Dataset extract:
start

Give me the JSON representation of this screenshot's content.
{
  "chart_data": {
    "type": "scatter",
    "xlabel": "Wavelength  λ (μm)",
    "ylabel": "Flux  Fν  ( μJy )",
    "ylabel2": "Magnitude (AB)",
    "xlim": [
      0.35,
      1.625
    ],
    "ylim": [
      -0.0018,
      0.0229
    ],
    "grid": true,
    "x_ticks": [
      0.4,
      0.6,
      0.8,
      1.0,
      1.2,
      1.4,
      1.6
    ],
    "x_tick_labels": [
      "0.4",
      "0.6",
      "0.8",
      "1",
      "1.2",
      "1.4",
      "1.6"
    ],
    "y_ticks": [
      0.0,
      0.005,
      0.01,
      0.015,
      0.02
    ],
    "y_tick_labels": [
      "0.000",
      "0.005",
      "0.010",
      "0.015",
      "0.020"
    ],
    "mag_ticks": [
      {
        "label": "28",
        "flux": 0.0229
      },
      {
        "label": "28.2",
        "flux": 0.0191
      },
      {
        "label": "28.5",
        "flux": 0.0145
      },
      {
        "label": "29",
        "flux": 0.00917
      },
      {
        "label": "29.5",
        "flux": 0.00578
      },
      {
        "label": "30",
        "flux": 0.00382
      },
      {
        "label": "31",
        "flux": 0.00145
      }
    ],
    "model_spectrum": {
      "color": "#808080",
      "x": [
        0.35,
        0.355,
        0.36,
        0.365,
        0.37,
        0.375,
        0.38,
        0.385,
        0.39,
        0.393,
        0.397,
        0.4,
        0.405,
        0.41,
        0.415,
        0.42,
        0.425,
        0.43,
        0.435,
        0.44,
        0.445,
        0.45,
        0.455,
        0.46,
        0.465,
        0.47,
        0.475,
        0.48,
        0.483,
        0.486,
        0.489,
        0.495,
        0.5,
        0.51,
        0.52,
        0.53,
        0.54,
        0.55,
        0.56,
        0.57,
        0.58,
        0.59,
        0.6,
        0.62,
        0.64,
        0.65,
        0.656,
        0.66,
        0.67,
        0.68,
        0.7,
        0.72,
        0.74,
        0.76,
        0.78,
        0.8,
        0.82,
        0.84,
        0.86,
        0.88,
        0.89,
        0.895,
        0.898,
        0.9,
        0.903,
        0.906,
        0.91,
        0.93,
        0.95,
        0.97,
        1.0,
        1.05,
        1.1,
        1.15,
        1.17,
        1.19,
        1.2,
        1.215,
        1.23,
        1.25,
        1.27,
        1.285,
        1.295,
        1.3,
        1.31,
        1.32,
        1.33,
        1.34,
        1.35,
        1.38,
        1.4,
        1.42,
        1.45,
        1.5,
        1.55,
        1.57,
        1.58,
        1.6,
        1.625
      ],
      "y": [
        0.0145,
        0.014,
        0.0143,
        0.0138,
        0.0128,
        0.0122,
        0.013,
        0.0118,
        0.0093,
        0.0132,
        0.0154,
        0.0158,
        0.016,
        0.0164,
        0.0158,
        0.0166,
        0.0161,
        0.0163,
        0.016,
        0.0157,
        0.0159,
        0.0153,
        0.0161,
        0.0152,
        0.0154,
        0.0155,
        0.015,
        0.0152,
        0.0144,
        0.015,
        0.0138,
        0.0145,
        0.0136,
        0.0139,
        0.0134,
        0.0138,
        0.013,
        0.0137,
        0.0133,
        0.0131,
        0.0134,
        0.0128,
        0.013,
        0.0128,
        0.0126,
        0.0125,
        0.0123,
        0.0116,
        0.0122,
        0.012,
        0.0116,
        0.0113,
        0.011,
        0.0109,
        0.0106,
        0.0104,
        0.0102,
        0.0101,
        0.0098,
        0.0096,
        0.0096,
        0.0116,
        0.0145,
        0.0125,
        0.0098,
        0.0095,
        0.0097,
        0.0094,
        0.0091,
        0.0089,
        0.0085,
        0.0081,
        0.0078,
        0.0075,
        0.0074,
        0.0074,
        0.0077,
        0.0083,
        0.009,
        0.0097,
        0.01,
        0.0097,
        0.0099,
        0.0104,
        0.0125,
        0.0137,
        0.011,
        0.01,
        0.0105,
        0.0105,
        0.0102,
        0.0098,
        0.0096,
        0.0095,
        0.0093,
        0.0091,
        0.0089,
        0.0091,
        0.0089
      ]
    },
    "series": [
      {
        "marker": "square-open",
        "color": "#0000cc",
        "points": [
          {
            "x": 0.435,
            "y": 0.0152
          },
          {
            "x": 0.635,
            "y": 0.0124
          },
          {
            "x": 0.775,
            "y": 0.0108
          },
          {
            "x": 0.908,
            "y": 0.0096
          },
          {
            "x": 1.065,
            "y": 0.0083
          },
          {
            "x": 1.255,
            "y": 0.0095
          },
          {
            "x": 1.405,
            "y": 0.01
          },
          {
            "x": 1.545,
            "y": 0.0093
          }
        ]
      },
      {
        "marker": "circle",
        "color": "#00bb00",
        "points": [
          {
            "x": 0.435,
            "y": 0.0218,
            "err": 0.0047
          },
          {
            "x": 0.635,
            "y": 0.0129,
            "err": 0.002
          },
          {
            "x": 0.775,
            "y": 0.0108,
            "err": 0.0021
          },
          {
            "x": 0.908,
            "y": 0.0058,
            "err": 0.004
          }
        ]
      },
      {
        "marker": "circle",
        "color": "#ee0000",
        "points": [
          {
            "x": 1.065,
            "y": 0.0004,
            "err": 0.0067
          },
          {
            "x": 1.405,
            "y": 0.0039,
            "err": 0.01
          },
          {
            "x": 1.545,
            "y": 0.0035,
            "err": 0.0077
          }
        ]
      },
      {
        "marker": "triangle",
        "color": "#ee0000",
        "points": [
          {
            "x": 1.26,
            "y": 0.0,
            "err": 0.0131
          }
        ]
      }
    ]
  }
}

end

Your objective: Locate the word "marker" in the entries, and copy every line where it is found.

Exercise result:
        "marker": "square-open",
        "marker": "circle",
        "marker": "circle",
        "marker": "triangle",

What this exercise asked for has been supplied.